[Data items]
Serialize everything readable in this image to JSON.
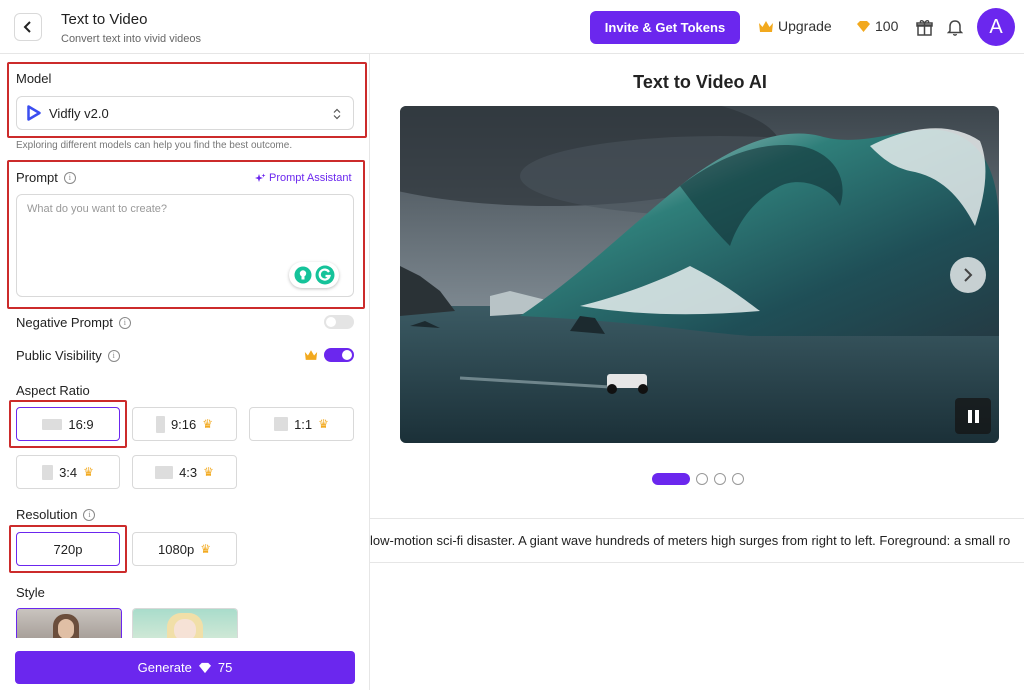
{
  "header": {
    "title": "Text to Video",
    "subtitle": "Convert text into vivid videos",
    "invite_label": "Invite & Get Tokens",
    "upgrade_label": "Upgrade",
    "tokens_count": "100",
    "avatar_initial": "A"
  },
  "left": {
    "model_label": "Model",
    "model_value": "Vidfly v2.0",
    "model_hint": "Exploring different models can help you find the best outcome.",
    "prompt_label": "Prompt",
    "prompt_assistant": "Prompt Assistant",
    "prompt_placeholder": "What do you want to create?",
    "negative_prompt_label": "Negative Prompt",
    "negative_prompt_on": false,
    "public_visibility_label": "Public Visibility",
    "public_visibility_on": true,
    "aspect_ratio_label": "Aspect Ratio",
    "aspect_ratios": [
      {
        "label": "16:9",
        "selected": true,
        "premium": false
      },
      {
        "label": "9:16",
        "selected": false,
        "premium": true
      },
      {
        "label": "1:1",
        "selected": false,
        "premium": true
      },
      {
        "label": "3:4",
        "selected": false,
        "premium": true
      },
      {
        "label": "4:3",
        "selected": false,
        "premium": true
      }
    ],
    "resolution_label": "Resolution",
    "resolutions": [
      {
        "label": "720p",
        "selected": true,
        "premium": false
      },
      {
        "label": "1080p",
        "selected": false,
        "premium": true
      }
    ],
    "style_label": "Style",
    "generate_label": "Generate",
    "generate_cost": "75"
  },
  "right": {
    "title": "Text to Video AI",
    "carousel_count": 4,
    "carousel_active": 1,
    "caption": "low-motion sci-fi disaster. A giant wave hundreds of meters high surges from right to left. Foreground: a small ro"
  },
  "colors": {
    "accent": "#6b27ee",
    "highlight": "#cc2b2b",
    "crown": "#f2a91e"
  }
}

...

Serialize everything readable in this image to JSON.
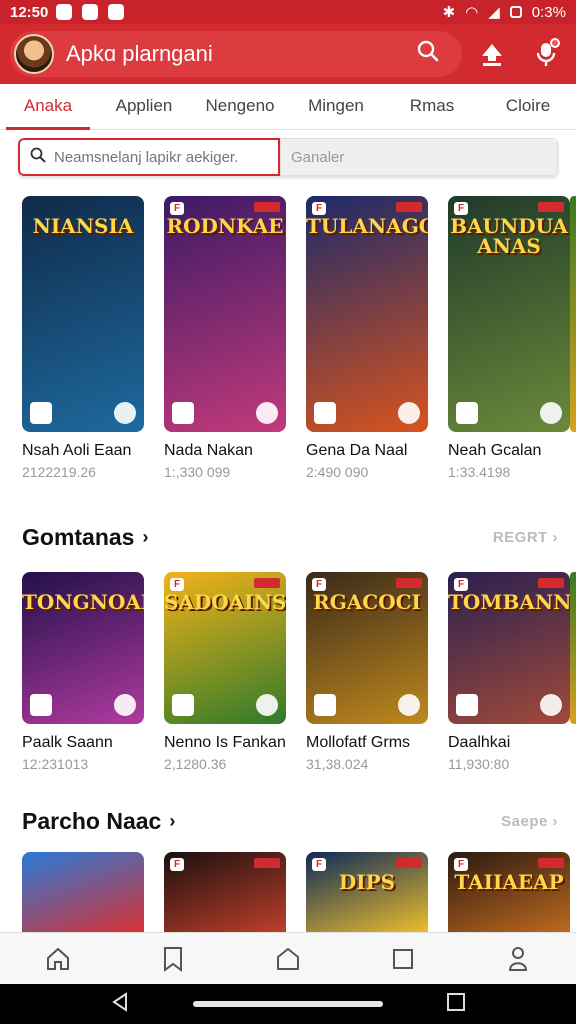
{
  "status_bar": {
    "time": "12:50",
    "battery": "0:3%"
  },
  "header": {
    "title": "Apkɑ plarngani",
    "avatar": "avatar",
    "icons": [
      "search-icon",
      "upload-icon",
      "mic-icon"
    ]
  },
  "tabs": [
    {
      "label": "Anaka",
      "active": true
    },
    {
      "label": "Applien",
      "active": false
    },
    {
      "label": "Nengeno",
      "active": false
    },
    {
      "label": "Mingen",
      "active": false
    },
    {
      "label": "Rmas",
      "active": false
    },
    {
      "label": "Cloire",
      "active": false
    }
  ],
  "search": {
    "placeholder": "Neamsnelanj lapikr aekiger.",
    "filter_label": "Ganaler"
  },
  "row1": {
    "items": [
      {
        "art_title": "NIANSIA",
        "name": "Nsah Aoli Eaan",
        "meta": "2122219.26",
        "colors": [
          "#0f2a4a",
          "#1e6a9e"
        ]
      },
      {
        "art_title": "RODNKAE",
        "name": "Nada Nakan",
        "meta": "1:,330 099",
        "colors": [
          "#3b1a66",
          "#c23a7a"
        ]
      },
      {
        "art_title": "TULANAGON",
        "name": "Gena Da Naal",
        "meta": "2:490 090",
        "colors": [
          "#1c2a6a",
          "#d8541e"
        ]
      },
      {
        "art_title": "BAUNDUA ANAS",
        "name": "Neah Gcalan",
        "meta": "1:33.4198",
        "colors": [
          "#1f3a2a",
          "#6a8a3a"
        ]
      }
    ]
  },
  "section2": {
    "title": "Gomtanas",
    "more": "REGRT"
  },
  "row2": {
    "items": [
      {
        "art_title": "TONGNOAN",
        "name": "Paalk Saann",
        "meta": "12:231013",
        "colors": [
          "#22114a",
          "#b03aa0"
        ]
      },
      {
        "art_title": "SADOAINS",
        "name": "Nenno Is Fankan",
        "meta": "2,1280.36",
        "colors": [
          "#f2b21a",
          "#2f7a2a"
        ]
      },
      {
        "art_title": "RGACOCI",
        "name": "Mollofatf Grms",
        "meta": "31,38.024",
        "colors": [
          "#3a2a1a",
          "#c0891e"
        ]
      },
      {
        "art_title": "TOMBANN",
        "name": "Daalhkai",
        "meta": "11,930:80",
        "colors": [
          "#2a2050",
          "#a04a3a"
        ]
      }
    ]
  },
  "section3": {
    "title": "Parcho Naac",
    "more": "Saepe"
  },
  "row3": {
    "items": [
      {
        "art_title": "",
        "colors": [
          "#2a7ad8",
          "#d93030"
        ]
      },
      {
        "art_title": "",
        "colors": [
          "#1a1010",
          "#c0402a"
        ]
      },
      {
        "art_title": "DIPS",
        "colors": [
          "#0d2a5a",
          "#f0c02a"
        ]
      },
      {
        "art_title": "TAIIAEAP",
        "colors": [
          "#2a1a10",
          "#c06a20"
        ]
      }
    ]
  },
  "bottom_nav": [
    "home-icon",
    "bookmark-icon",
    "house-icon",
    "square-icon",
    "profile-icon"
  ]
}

What needs to be done: Where a line above contains the string "right", copy that line.

Task response:
  "right": {
    "caption": "low-motion sci-fi disaster. A giant wave hundreds of meters high surges from right to left. Foreground: a small ro"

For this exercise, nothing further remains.